> **WHAT IS NEEDED**:
Gather, from the listing beneath this task, every line holding the string "orientación".

> **Extracted data entries**:

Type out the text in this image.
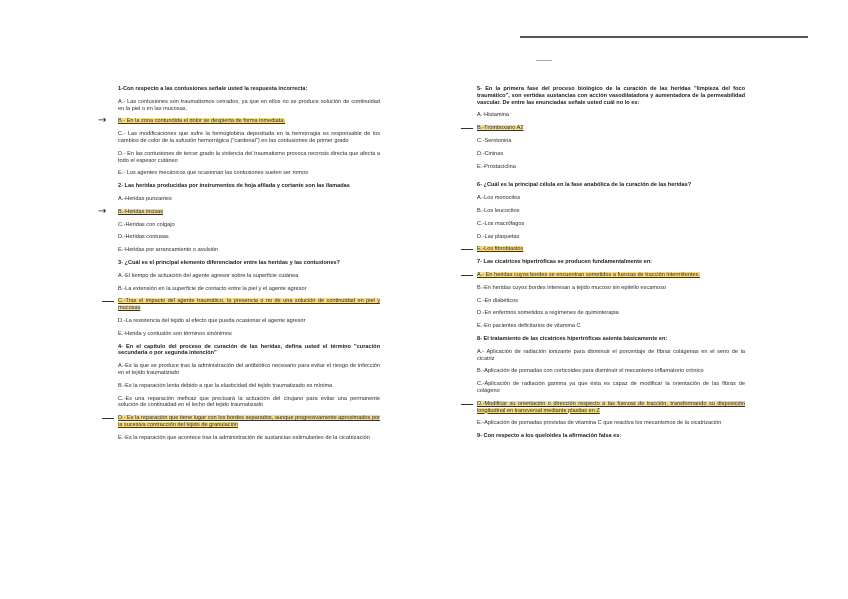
1-Con respecto a las contusiones señale usted la respuesta incorrecta:

A.- Las contusiones son traumatismos cerrados, ya que en ellos no se produce solución de continuidad en la piel o en las mucosas.

B.- En la zona contundida el dolor se despierta de forma inmediata.
→

C.- Las modificaciones que sufre la hemoglobina depositada en la hemorragia es responsable de los cambios de color de la sufusión hemorrágica ("cardenal") en las contusiones de primer grado

D.- En las contusiones de tercer grado la violencia del traumatismo provoca necrosis directa que afecta a todo el espesor cutáneo

E.- Los agentes mecánicos que ocasionan las contusiones suelen ser romos

2- Las heridas producidas por instrumentos de hoja afilada y cortante son las llamadas

A.-Heridas punzantes

B.-Heridas incisas
→

C.-Heridas con colgajo

D.-Heridas contusas

E.-Heridas por arrancamiento o avulsión

3- ¿Cuál es el principal elemento diferenciador entre las heridas y las contusiones?

A.-El tiempo de actuación del agente agresor sobre la superficie cutánea

B.-La extensión en la superficie de contacto entre la piel y el agente agresor

C.-Tras el impacto del agente traumático, la presencia o no de una solución de continuidad en piel y mucosas

D.-La resistencia del tejido al efecto que pueda ocasionar el agente agresor

E.-Herida y contusión son términos sinónimos

4- En el capítulo del proceso de curación de las heridas, defina usted el término "curación secundaria o por segunda intención"

A.-Es la que se produce tras la administración del antibiótico necesario para evitar el riesgo de infección en el tejido traumatizado

B.-Es la reparación lenta debido a que la elasticidad del tejido traumatizado es mínima

C.-Es una reparación ineficaz que precisará la actuación del cirujano para evitar una permanente solución de continuidad en el lecho del tejido traumatizado

D.- Es la reparación que tiene lugar con los bordes separados, aunque progresivamente aproximados por la sucesiva contracción del tejido de granulación

E.-Es la reparación que acontece tras la administración de sustancias estimulantes de la cicatrización

5- En la primera fase del proceso biológico de la curación de las heridas "limpieza del foco traumático", son vertidas sustancias con acción vasodilatadora y aumentadora de la permeabilidad vascular. De entre las enunciadas señale usted cuál no lo es:

A.-Histamina

B.-Tromboxano A2

C.-Serotonina

D.-Cininas

E.-Prostaciclina

6- ¿Cuál es la principal célula en la fase anabólica de la curación de las heridas?

A.-Los monocitos

B.-Los leucocitos

C.-Los macrófagos

D.-Las plaquetas

E.-Los fibroblastos

7- Las cicatrices hipertróficas se producen fundamentalmente en:

A.- En heridas cuyos bordes se encuentran sometidos a fuerzas de tracción intermitentes.

B.-En heridas cuyos bordes interesan a tejido mucoso sin epitelio escamoso

C.-En diabéticos

D.-En enfermos sometidos a regímenes de quimioterapia

E.-En pacientes deficitarios de vitamina C

8- El tratamiento de las cicatrices hipertróficas asienta básicamente en:

A.- Aplicación de radiación ionizante para disminuir el porcentaje de fibras colágenas en el seno de la cicatriz

B.-Aplicación de pomadas con corticoides para disminuir el mecanismo inflamatorio crónico

C.-Aplicación de radiación gamma ya que ésta es capaz de modificar la orientación de las fibras de colágeno

D.-Modificar su orientación o dirección respecto a las fuerzas de tracción, transformando su disposición longitudinal en transversal mediante plastias en Z

E.-Aplicación de pomadas provistas de vitamina C que reactiva los mecanismos de la cicatrización

9- Con respecto a los queloides la afirmación falsa es:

> **THE SOLUTION**:
C.-Aplicación de radiación gamma ya que ésta es capaz de modificar la orientación de las fibras de colágeno
D.-Modificar su orientación o dirección respecto a las fuerzas de tracción, transformando su disposición longitudinal en transversal mediante plastias en Z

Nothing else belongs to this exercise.